▶ **STATED EXERCISE**: Pictures aside, quote the whole listing exactly.

┌────────

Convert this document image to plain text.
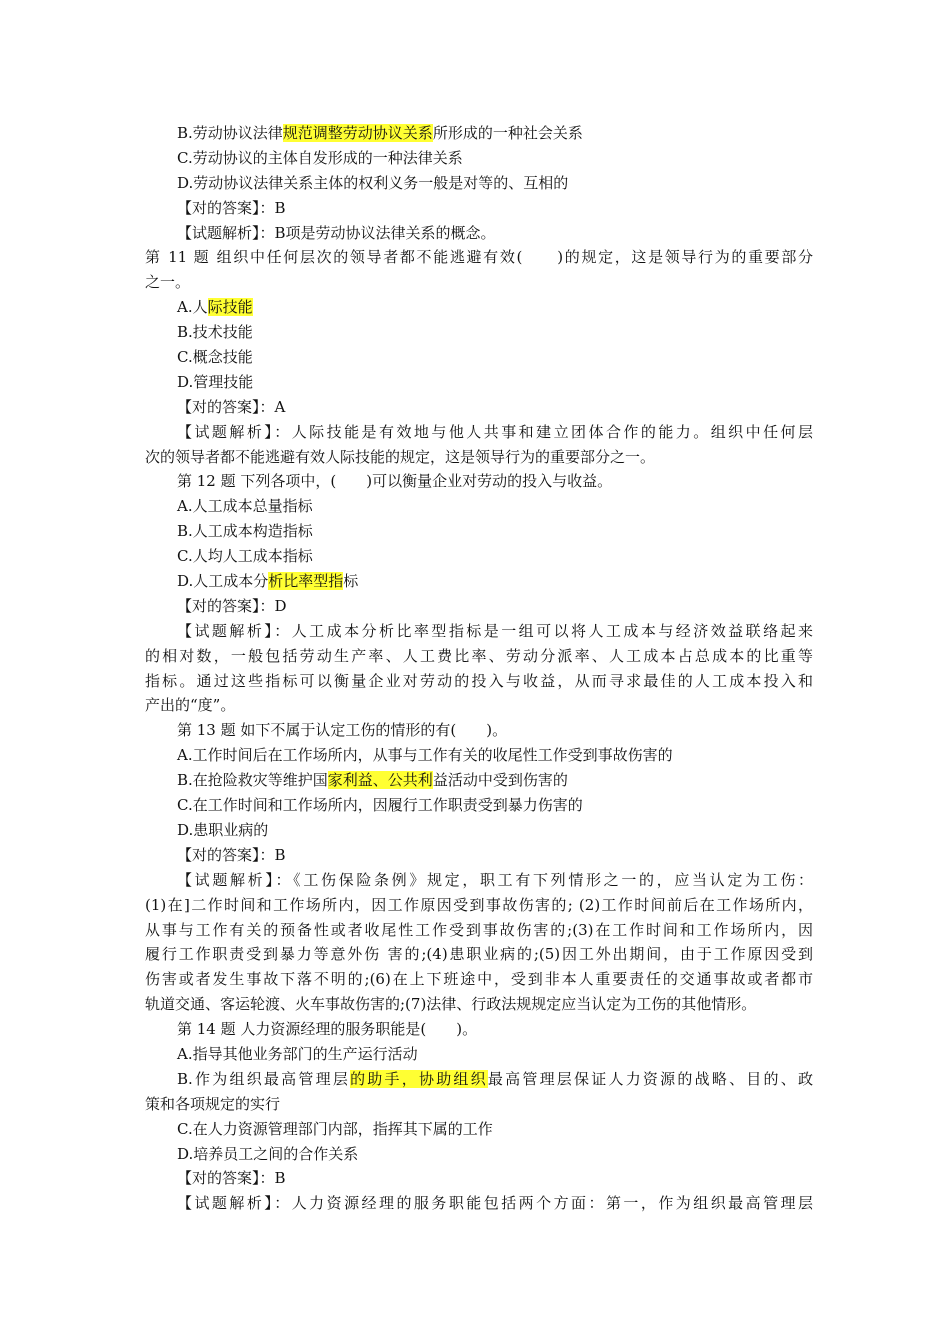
B.劳动协议法律规范调整劳动协议关系所形成的一种社会关系
C.劳动协议的主体自发形成的一种法律关系
D.劳动协议法律关系主体的权利义务一般是对等的、互相的
【对的答案】：B
【试题解析】：B项是劳动协议法律关系的概念。
第 11 题 组织中任何层次的领导者都不能逃避有效(　　)的规定，这是领导行为的重要部分
之一。
A.人际技能
B.技术技能
C.概念技能
D.管理技能
【对的答案】：A
【试题解析】：人际技能是有效地与他人共事和建立团体合作的能力。组织中任何层
次的领导者都不能逃避有效人际技能的规定，这是领导行为的重要部分之一。
第 12 题 下列各项中，(　　)可以衡量企业对劳动的投入与收益。
A.人工成本总量指标
B.人工成本构造指标
C.人均人工成本指标
D.人工成本分析比率型指标
【对的答案】：D
【试题解析】：人工成本分析比率型指标是一组可以将人工成本与经济效益联络起来
的相对数，一般包括劳动生产率、人工费比率、劳动分派率、人工成本占总成本的比重等
指标。通过这些指标可以衡量企业对劳动的投入与收益，从而寻求最佳的人工成本投入和
产出的“度”。
第 13 题 如下不属于认定工伤的情形的有(　　)。
A.工作时间后在工作场所内，从事与工作有关的收尾性工作受到事故伤害的
B.在抢险救灾等维护国家利益、公共利益活动中受到伤害的
C.在工作时间和工作场所内，因履行工作职责受到暴力伤害的
D.患职业病的
【对的答案】：B
【试题解析】：《工伤保险条例》规定，职工有下列情形之一的，应当认定为工伤：
(1)在]二作时间和工作场所内，因工作原因受到事故伤害的; (2)工作时间前后在工作场所内，
从事与工作有关的预备性或者收尾性工作受到事故伤害的;(3)在工作时间和工作场所内，因
履行工作职责受到暴力等意外伤 害的;(4)患职业病的;(5)因工外出期间，由于工作原因受到
伤害或者发生事故下落不明的;(6)在上下班途中，受到非本人重要责任的交通事故或者都市
轨道交通、客运轮渡、火车事故伤害的;(7)法律、行政法规规定应当认定为工伤的其他情形。
第 14 题 人力资源经理的服务职能是(　　)。
A.指导其他业务部门的生产运行活动
B.作为组织最高管理层的助手，协助组织最高管理层保证人力资源的战略、目的、政
策和各项规定的实行
C.在人力资源管理部门内部，指挥其下属的工作
D.培养员工之间的合作关系
【对的答案】：B
【试题解析】：人力资源经理的服务职能包括两个方面：第一，作为组织最高管理层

└────────

▶ **SOLVED EXERCISE**:
Convert this document image to plain text.
B.劳动协议法律规范调整劳动协议关系所形成的一种社会关系
C.劳动协议的主体自发形成的一种法律关系
D.劳动协议法律关系主体的权利义务一般是对等的、互相的
【对的答案】：B
【试题解析】：B项是劳动协议法律关系的概念。
第 11 题 组织中任何层次的领导者都不能逃避有效(　　)的规定，这是领导行为的重要部分
之一。
A.人际技能
B.技术技能
C.概念技能
D.管理技能
【对的答案】：A
【试题解析】：人际技能是有效地与他人共事和建立团体合作的能力。组织中任何层
次的领导者都不能逃避有效人际技能的规定，这是领导行为的重要部分之一。
第 12 题 下列各项中，(　　)可以衡量企业对劳动的投入与收益。
A.人工成本总量指标
B.人工成本构造指标
C.人均人工成本指标
D.人工成本分析比率型指标
【对的答案】：D
【试题解析】：人工成本分析比率型指标是一组可以将人工成本与经济效益联络起来
的相对数，一般包括劳动生产率、人工费比率、劳动分派率、人工成本占总成本的比重等
指标。通过这些指标可以衡量企业对劳动的投入与收益，从而寻求最佳的人工成本投入和
产出的“度”。
第 13 题 如下不属于认定工伤的情形的有(　　)。
A.工作时间后在工作场所内，从事与工作有关的收尾性工作受到事故伤害的
B.在抢险救灾等维护国家利益、公共利益活动中受到伤害的
C.在工作时间和工作场所内，因履行工作职责受到暴力伤害的
D.患职业病的
【对的答案】：B
【试题解析】：《工伤保险条例》规定，职工有下列情形之一的，应当认定为工伤：
(1)在]二作时间和工作场所内，因工作原因受到事故伤害的; (2)工作时间前后在工作场所内，
从事与工作有关的预备性或者收尾性工作受到事故伤害的;(3)在工作时间和工作场所内，因
履行工作职责受到暴力等意外伤 害的;(4)患职业病的;(5)因工外出期间，由于工作原因受到
伤害或者发生事故下落不明的;(6)在上下班途中，受到非本人重要责任的交通事故或者都市
轨道交通、客运轮渡、火车事故伤害的;(7)法律、行政法规规定应当认定为工伤的其他情形。
第 14 题 人力资源经理的服务职能是(　　)。
A.指导其他业务部门的生产运行活动
B.作为组织最高管理层的助手，协助组织最高管理层保证人力资源的战略、目的、政
策和各项规定的实行
C.在人力资源管理部门内部，指挥其下属的工作
D.培养员工之间的合作关系
【对的答案】：B
【试题解析】：人力资源经理的服务职能包括两个方面：第一，作为组织最高管理层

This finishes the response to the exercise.